- [TASK GOAL] Restate the entries below verbatim.

- [PROVIDED RECORDS]

◇ ◇ ◇

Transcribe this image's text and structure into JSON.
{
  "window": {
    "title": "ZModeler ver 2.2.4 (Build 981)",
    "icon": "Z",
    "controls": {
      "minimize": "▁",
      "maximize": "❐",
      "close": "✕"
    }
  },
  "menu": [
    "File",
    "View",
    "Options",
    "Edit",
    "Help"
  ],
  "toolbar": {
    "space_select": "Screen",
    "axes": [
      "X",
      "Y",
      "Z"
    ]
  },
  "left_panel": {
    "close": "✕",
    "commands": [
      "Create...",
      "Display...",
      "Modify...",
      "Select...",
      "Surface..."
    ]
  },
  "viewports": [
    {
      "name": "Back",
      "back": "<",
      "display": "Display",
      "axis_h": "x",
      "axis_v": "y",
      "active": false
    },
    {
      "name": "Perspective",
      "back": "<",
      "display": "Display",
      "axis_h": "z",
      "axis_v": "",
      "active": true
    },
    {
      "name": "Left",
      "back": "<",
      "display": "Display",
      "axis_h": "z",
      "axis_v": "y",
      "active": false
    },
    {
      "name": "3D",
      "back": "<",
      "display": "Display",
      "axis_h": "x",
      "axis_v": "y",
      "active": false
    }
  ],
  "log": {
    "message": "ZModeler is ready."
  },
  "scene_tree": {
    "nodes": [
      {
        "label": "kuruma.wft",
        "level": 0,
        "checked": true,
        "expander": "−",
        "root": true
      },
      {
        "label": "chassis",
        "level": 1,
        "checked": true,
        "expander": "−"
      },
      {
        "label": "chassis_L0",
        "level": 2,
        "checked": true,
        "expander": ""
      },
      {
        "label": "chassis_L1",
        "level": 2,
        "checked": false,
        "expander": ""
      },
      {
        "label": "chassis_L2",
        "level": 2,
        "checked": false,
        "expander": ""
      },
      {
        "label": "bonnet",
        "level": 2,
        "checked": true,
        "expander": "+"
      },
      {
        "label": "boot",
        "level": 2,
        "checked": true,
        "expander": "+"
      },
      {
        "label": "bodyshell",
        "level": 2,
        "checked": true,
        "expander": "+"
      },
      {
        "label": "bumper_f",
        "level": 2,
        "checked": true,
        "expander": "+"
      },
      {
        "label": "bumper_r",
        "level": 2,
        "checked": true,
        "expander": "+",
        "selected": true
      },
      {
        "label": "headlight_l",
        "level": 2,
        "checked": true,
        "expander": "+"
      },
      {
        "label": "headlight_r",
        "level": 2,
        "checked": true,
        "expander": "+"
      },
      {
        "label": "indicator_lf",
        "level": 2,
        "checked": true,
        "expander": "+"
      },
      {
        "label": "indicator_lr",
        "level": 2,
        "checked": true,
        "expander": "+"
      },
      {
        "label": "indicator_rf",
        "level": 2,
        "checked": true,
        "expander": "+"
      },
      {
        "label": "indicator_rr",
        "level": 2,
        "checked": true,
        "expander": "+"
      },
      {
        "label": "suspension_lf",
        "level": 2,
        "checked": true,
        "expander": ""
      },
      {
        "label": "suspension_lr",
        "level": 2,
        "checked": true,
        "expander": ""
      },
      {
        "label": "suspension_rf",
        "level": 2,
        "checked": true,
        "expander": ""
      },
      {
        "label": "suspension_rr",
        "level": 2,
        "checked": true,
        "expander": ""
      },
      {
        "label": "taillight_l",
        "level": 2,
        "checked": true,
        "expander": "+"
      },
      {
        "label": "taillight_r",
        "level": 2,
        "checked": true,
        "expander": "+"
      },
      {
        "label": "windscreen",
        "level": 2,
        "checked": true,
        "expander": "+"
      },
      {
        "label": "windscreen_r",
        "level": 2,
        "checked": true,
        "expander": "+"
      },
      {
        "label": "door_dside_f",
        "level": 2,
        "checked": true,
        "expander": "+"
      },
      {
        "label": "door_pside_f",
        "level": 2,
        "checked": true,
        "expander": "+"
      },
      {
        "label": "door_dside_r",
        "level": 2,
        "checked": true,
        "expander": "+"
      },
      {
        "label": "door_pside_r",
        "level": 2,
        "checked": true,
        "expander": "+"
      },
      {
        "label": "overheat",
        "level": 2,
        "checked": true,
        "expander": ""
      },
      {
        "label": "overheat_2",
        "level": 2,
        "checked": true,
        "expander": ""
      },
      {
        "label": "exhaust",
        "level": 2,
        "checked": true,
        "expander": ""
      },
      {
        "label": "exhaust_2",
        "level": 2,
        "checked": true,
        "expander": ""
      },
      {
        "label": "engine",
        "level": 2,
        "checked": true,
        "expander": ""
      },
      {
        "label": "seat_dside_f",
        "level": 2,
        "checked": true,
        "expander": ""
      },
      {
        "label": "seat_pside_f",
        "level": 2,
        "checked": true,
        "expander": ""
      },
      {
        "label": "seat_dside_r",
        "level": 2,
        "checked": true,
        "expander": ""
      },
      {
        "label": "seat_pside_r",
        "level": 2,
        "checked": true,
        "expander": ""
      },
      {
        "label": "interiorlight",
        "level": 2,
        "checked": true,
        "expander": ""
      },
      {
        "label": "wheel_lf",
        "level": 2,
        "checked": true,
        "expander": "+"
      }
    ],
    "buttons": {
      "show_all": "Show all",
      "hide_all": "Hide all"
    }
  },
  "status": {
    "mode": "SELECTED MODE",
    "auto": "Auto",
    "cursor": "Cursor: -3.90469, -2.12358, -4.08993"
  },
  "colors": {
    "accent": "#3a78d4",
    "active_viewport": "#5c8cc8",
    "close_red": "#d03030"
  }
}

◇ ◇ ◇

- [EXERCISE OUTPUT]
Transcribe this image's text and structure into JSON.
{
  "window": {
    "title": "ZModeler ver 2.2.4 (Build 981)",
    "icon": "Z",
    "controls": {
      "minimize": "▁",
      "maximize": "❐",
      "close": "✕"
    }
  },
  "menu": [
    "File",
    "View",
    "Options",
    "Edit",
    "Help"
  ],
  "toolbar": {
    "space_select": "Screen",
    "axes": [
      "X",
      "Y",
      "Z"
    ]
  },
  "left_panel": {
    "close": "✕",
    "commands": [
      "Create...",
      "Display...",
      "Modify...",
      "Select...",
      "Surface..."
    ]
  },
  "viewports": [
    {
      "name": "Back",
      "back": "<",
      "display": "Display",
      "axis_h": "x",
      "axis_v": "y",
      "active": false
    },
    {
      "name": "Perspective",
      "back": "<",
      "display": "Display",
      "axis_h": "z",
      "axis_v": "",
      "active": true
    },
    {
      "name": "Left",
      "back": "<",
      "display": "Display",
      "axis_h": "z",
      "axis_v": "y",
      "active": false
    },
    {
      "name": "3D",
      "back": "<",
      "display": "Display",
      "axis_h": "x",
      "axis_v": "y",
      "active": false
    }
  ],
  "log": {
    "message": "ZModeler is ready."
  },
  "scene_tree": {
    "nodes": [
      {
        "label": "kuruma.wft",
        "level": 0,
        "checked": true,
        "expander": "−",
        "root": true
      },
      {
        "label": "chassis",
        "level": 1,
        "checked": true,
        "expander": "−"
      },
      {
        "label": "chassis_L0",
        "level": 2,
        "checked": true,
        "expander": ""
      },
      {
        "label": "chassis_L1",
        "level": 2,
        "checked": false,
        "expander": ""
      },
      {
        "label": "chassis_L2",
        "level": 2,
        "checked": false,
        "expander": ""
      },
      {
        "label": "bonnet",
        "level": 2,
        "checked": true,
        "expander": "+"
      },
      {
        "label": "boot",
        "level": 2,
        "checked": true,
        "expander": "+"
      },
      {
        "label": "bodyshell",
        "level": 2,
        "checked": true,
        "expander": "+"
      },
      {
        "label": "bumper_f",
        "level": 2,
        "checked": true,
        "expander": "+"
      },
      {
        "label": "bumper_r",
        "level": 2,
        "checked": true,
        "expander": "+",
        "selected": true
      },
      {
        "label": "headlight_l",
        "level": 2,
        "checked": true,
        "expander": "+"
      },
      {
        "label": "headlight_r",
        "level": 2,
        "checked": true,
        "expander": "+"
      },
      {
        "label": "indicator_lf",
        "level": 2,
        "checked": true,
        "expander": "+"
      },
      {
        "label": "indicator_lr",
        "level": 2,
        "checked": true,
        "expander": "+"
      },
      {
        "label": "indicator_rf",
        "level": 2,
        "checked": true,
        "expander": "+"
      },
      {
        "label": "indicator_rr",
        "level": 2,
        "checked": true,
        "expander": "+"
      },
      {
        "label": "suspension_lf",
        "level": 2,
        "checked": true,
        "expander": ""
      },
      {
        "label": "suspension_lr",
        "level": 2,
        "checked": true,
        "expander": ""
      },
      {
        "label": "suspension_rf",
        "level": 2,
        "checked": true,
        "expander": ""
      },
      {
        "label": "suspension_rr",
        "level": 2,
        "checked": true,
        "expander": ""
      },
      {
        "label": "taillight_l",
        "level": 2,
        "checked": true,
        "expander": "+"
      },
      {
        "label": "taillight_r",
        "level": 2,
        "checked": true,
        "expander": "+"
      },
      {
        "label": "windscreen",
        "level": 2,
        "checked": true,
        "expander": "+"
      },
      {
        "label": "windscreen_r",
        "level": 2,
        "checked": true,
        "expander": "+"
      },
      {
        "label": "door_dside_f",
        "level": 2,
        "checked": true,
        "expander": "+"
      },
      {
        "label": "door_pside_f",
        "level": 2,
        "checked": true,
        "expander": "+"
      },
      {
        "label": "door_dside_r",
        "level": 2,
        "checked": true,
        "expander": "+"
      },
      {
        "label": "door_pside_r",
        "level": 2,
        "checked": true,
        "expander": "+"
      },
      {
        "label": "overheat",
        "level": 2,
        "checked": true,
        "expander": ""
      },
      {
        "label": "overheat_2",
        "level": 2,
        "checked": true,
        "expander": ""
      },
      {
        "label": "exhaust",
        "level": 2,
        "checked": true,
        "expander": ""
      },
      {
        "label": "exhaust_2",
        "level": 2,
        "checked": true,
        "expander": ""
      },
      {
        "label": "engine",
        "level": 2,
        "checked": true,
        "expander": ""
      },
      {
        "label": "seat_dside_f",
        "level": 2,
        "checked": true,
        "expander": ""
      },
      {
        "label": "seat_pside_f",
        "level": 2,
        "checked": true,
        "expander": ""
      },
      {
        "label": "seat_dside_r",
        "level": 2,
        "checked": true,
        "expander": ""
      },
      {
        "label": "seat_pside_r",
        "level": 2,
        "checked": true,
        "expander": ""
      },
      {
        "label": "interiorlight",
        "level": 2,
        "checked": true,
        "expander": ""
      },
      {
        "label": "wheel_lf",
        "level": 2,
        "checked": true,
        "expander": "+"
      }
    ],
    "buttons": {
      "show_all": "Show all",
      "hide_all": "Hide all"
    }
  },
  "status": {
    "mode": "SELECTED MODE",
    "auto": "Auto",
    "cursor": "Cursor: -3.90469, -2.12358, -4.08993"
  },
  "colors": {
    "accent": "#3a78d4",
    "active_viewport": "#5c8cc8",
    "close_red": "#d03030"
  }
}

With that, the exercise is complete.